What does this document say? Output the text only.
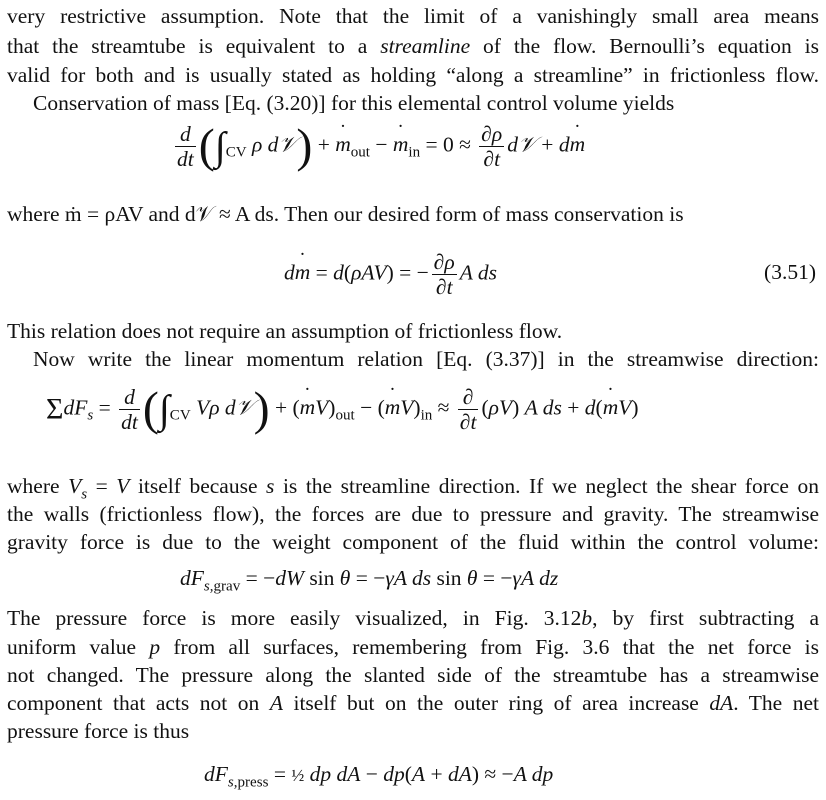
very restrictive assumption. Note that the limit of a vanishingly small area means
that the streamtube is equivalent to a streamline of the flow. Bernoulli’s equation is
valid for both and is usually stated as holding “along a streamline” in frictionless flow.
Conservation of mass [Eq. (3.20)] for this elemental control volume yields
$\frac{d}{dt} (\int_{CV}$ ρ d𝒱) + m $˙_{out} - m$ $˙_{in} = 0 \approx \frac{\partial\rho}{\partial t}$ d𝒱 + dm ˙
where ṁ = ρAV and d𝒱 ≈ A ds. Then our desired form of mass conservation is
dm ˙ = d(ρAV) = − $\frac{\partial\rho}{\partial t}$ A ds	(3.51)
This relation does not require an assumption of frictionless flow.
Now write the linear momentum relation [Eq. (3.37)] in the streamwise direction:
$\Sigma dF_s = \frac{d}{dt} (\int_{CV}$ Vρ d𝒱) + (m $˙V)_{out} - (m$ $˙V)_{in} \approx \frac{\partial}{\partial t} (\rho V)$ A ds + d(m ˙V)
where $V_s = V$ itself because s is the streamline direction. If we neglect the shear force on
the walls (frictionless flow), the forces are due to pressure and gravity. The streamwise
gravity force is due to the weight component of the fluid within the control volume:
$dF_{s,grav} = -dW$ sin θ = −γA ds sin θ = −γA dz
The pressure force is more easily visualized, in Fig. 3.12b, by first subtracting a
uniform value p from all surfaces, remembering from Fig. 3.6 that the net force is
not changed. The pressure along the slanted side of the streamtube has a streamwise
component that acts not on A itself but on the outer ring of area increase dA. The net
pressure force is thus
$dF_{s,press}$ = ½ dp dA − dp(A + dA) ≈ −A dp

··········

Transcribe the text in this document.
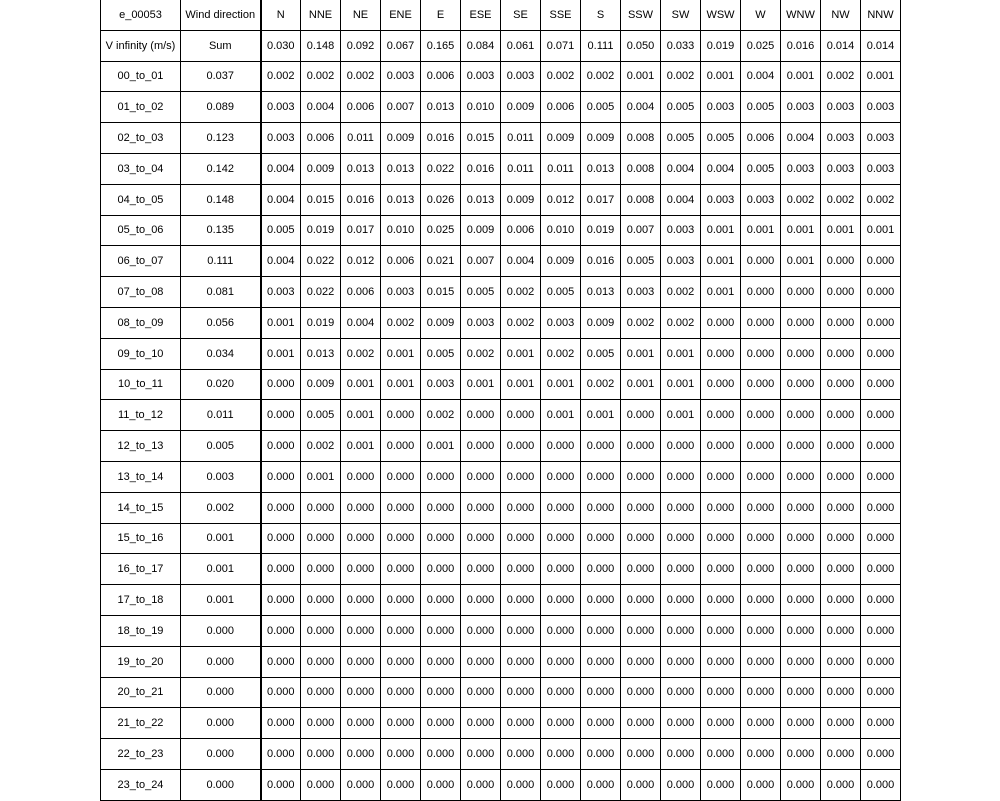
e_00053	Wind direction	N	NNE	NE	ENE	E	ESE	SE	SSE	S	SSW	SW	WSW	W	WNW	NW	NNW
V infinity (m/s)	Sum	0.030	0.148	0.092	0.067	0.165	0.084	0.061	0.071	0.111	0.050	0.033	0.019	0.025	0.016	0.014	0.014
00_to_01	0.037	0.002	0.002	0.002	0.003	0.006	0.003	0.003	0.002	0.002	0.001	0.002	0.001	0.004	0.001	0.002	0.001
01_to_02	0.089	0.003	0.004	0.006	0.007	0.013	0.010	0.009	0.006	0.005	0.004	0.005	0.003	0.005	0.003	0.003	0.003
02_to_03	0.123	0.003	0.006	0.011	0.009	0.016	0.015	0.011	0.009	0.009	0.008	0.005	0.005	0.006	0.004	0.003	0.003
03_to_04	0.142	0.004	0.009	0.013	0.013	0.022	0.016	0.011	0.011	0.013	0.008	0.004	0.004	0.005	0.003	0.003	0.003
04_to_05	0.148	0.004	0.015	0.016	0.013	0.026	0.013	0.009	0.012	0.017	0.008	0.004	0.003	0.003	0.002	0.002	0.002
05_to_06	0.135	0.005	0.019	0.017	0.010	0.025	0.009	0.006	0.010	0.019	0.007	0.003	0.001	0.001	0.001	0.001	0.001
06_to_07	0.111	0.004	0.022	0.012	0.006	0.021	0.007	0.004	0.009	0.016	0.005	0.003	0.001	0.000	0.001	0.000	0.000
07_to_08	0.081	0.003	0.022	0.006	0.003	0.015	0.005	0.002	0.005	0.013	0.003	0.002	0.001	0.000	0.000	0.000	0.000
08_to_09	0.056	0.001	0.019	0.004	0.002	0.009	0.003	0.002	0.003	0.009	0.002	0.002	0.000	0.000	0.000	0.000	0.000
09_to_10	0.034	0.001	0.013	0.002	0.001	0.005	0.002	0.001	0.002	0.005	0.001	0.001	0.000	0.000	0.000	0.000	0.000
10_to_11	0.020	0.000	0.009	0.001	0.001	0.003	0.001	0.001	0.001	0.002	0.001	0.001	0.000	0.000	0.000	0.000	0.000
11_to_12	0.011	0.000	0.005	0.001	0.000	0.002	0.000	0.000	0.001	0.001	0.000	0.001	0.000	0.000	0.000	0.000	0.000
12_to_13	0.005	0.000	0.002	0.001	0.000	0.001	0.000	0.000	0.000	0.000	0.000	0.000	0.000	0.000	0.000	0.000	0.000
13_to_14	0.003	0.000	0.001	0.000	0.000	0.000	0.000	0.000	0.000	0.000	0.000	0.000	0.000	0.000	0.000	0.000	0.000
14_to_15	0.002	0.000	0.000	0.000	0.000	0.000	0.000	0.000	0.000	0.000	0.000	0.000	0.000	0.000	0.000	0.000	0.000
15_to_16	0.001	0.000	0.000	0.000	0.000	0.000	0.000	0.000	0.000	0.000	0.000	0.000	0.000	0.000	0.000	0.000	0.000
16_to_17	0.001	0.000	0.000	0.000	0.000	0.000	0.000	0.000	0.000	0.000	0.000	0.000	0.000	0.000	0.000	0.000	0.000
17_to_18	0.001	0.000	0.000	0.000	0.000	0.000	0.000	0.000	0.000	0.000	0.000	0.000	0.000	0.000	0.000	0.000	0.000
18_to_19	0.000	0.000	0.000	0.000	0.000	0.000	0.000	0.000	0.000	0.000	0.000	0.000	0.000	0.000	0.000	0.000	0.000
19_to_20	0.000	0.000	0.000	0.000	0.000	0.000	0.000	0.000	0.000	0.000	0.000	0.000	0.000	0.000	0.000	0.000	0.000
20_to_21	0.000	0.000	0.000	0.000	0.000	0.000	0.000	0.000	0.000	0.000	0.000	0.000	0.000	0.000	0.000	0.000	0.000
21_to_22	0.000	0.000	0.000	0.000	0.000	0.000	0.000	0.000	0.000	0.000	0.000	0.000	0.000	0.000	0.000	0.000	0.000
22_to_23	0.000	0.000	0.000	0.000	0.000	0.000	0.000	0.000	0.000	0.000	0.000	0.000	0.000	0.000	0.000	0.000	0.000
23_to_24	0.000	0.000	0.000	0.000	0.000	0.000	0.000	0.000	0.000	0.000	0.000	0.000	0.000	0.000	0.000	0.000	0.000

··········

> **Aim of the task**
Copy every line of the data that holds the string "itself".

> **Reply to the exercise**
where $V_s = V$ itself because s is the streamline direction. If we neglect the shear force on
component that acts not on A itself but on the outer ring of area increase dA. The net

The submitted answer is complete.